**Task to carry out**
List all lines in the material below that contain "this".

+--

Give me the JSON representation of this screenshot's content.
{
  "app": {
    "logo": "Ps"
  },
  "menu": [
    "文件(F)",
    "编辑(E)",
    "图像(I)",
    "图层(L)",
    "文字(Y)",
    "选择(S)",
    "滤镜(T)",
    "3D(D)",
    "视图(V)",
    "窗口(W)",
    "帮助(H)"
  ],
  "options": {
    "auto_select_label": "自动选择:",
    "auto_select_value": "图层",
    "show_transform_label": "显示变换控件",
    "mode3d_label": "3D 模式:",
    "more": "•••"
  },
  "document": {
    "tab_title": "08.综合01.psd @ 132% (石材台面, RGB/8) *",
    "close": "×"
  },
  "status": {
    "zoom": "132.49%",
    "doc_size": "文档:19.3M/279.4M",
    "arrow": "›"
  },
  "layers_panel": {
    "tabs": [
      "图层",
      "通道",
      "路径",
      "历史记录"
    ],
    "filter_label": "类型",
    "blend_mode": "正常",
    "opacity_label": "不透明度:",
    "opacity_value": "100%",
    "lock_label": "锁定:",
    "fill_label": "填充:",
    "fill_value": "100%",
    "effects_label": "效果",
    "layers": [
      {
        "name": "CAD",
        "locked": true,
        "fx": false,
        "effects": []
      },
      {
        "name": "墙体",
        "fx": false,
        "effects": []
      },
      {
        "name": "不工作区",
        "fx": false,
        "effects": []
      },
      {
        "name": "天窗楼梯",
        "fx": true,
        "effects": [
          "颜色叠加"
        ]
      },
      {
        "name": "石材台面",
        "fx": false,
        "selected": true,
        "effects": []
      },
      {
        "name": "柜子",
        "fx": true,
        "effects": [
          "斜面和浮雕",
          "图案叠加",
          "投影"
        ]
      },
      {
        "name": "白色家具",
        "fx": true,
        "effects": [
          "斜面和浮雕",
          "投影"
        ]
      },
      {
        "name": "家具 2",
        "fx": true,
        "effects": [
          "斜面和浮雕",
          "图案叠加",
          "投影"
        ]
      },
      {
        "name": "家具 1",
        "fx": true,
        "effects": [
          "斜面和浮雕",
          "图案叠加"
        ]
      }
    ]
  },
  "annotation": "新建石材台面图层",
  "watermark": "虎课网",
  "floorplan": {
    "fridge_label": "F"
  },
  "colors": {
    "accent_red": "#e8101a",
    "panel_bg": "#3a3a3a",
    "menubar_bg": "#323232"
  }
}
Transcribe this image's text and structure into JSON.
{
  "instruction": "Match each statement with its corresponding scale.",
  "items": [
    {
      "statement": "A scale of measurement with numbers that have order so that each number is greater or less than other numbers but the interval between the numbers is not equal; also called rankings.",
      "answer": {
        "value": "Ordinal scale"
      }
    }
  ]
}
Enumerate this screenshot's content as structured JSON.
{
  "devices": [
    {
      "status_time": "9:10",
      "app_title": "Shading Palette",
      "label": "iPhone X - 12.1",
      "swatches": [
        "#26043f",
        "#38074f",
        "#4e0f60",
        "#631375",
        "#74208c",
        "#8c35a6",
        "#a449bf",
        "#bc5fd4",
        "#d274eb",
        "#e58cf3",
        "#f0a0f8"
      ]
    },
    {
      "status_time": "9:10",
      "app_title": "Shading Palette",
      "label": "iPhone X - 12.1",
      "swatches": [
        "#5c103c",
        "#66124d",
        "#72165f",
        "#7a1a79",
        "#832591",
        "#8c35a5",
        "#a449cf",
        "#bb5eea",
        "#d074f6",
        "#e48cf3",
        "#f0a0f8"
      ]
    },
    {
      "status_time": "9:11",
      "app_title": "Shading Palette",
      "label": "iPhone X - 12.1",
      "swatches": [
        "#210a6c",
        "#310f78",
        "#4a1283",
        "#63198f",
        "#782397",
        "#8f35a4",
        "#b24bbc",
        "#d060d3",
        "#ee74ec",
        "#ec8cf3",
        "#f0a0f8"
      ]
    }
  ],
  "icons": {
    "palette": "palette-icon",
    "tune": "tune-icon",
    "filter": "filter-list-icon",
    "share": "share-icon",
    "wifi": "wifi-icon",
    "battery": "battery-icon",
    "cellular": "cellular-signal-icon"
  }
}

+--

**Result**
Give me the JSON representation of this screenshot's content.
Transcribe this image's text and structure into JSON.
Enumerate this screenshot's content as structured JSON.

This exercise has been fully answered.